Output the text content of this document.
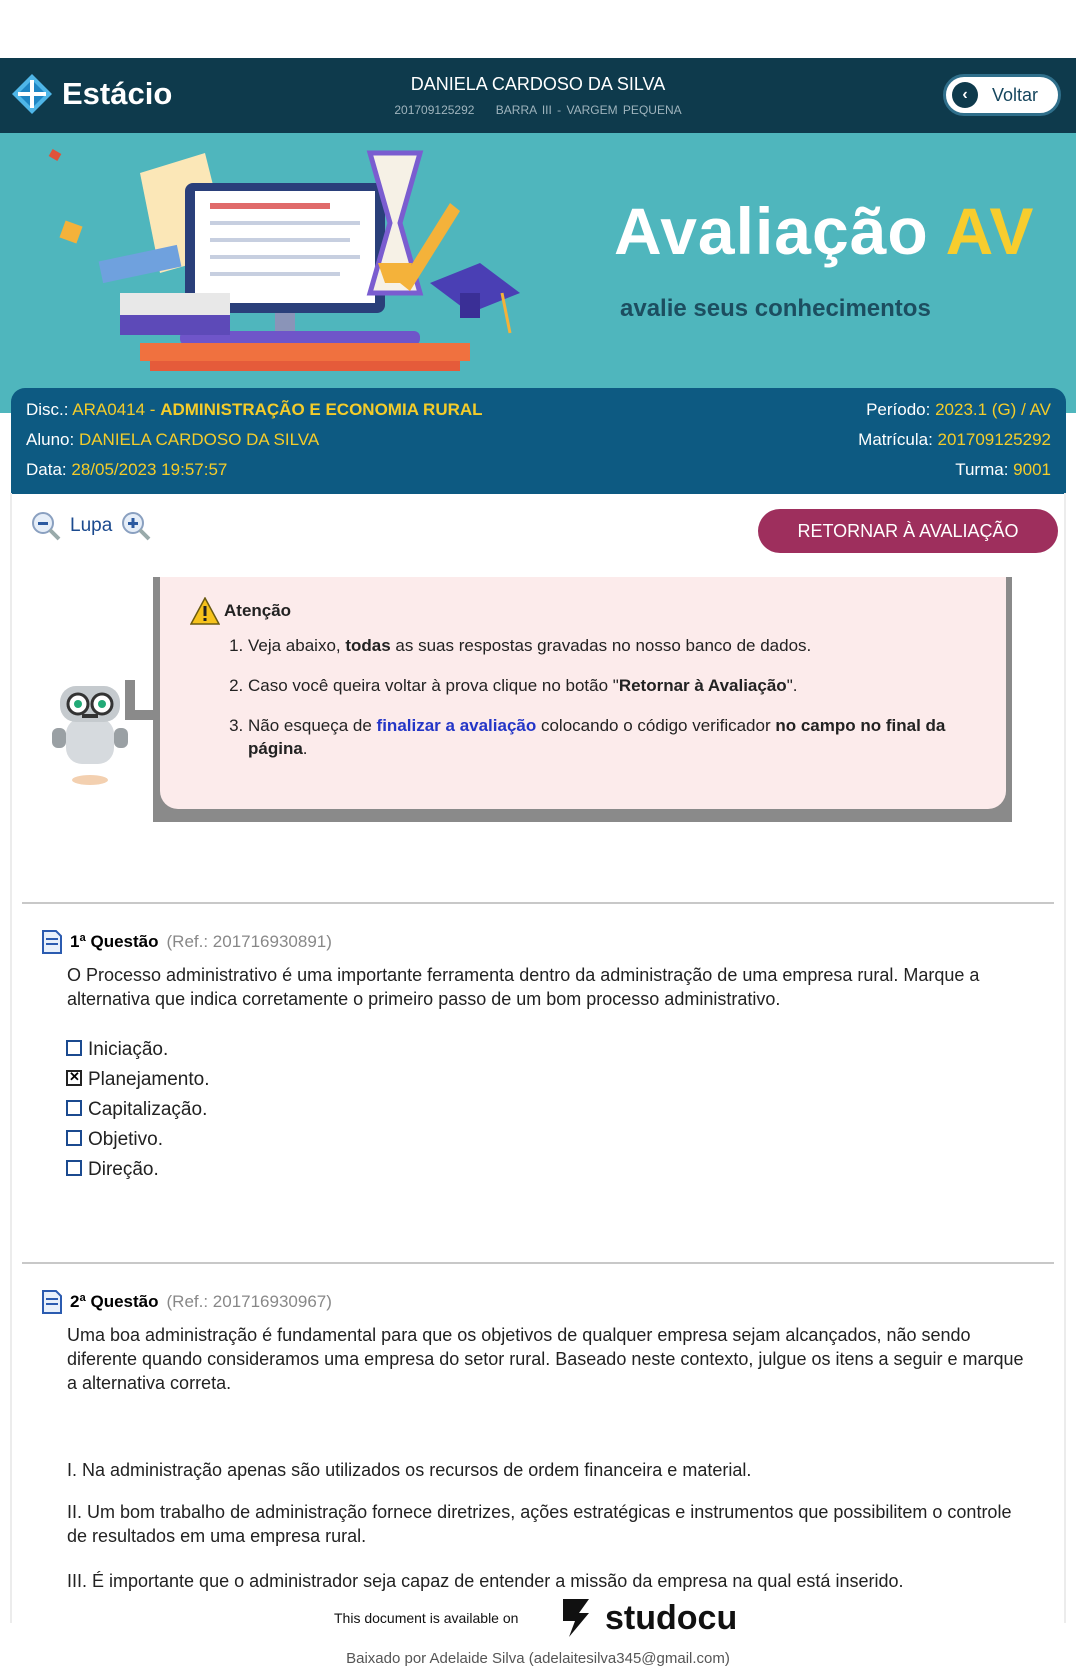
Estácio	DANIELA CARDOSO DA SILVA
201709125292 BARRA III - VARGEM PEQUENA
‹	Voltar
Avaliação AV
avalie seus conhecimentos
Disc.: ARA0414 - ADMINISTRAÇÃO E ECONOMIA RURAL	Período: 2023.1 (G) / AV
Aluno: DANIELA CARDOSO DA SILVA	Matrícula: 201709125292
Data: 28/05/2023 19:57:57	Turma: 9001
Lupa	RETORNAR À AVALIAÇÃO
Atenção
1. Veja abaixo, todas as suas respostas gravadas no nosso banco de dados.
2. Caso você queira voltar à prova clique no botão "Retornar à Avaliação".
3. Não esqueça de finalizar a avaliação colocando o código verificador no campo no final da página.
1ª Questão (Ref.: 201716930891)
O Processo administrativo é uma importante ferramenta dentro da administração de uma empresa rural. Marque a alternativa que indica corretamente o primeiro passo de um bom processo administrativo.
Iniciação.
✕
Planejamento.
Capitalização.
Objetivo.
Direção.
2ª Questão (Ref.: 201716930967)
Uma boa administração é fundamental para que os objetivos de qualquer empresa sejam alcançados, não sendo diferente quando consideramos uma empresa do setor rural. Baseado neste contexto, julgue os itens a seguir e marque a alternativa correta.
I. Na administração apenas são utilizados os recursos de ordem financeira e material.
II. Um bom trabalho de administração fornece diretrizes, ações estratégicas e instrumentos que possibilitem o controle de resultados em uma empresa rural.
III. É importante que o administrador seja capaz de entender a missão da empresa na qual está inserido.
This document is available on	studocu
Baixado por Adelaide Silva (adelaitesilva345@gmail.com)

> WORK TO COMPLETE
Repeat each record exactly as shown above, dropping all images.

> SOLUTION FOR THIS TASK
Output the text content of this document.
Estácio	DANIELA CARDOSO DA SILVA
201709125292 BARRA III - VARGEM PEQUENA
‹	Voltar
Avaliação AV
avalie seus conhecimentos
Disc.: ARA0414 - ADMINISTRAÇÃO E ECONOMIA RURAL	Período: 2023.1 (G) / AV
Aluno: DANIELA CARDOSO DA SILVA	Matrícula: 201709125292
Data: 28/05/2023 19:57:57	Turma: 9001
Lupa	RETORNAR À AVALIAÇÃO
Atenção
1. Veja abaixo, todas as suas respostas gravadas no nosso banco de dados.
2. Caso você queira voltar à prova clique no botão "Retornar à Avaliação".
3. Não esqueça de finalizar a avaliação colocando o código verificador no campo no final da página.
1ª Questão (Ref.: 201716930891)
O Processo administrativo é uma importante ferramenta dentro da administração de uma empresa rural. Marque a alternativa que indica corretamente o primeiro passo de um bom processo administrativo.
Iniciação.
✕
Planejamento.
Capitalização.
Objetivo.
Direção.
2ª Questão (Ref.: 201716930967)
Uma boa administração é fundamental para que os objetivos de qualquer empresa sejam alcançados, não sendo diferente quando consideramos uma empresa do setor rural. Baseado neste contexto, julgue os itens a seguir e marque a alternativa correta.
I. Na administração apenas são utilizados os recursos de ordem financeira e material.
II. Um bom trabalho de administração fornece diretrizes, ações estratégicas e instrumentos que possibilitem o controle de resultados em uma empresa rural.
III. É importante que o administrador seja capaz de entender a missão da empresa na qual está inserido.
This document is available on	studocu
Baixado por Adelaide Silva (adelaitesilva345@gmail.com)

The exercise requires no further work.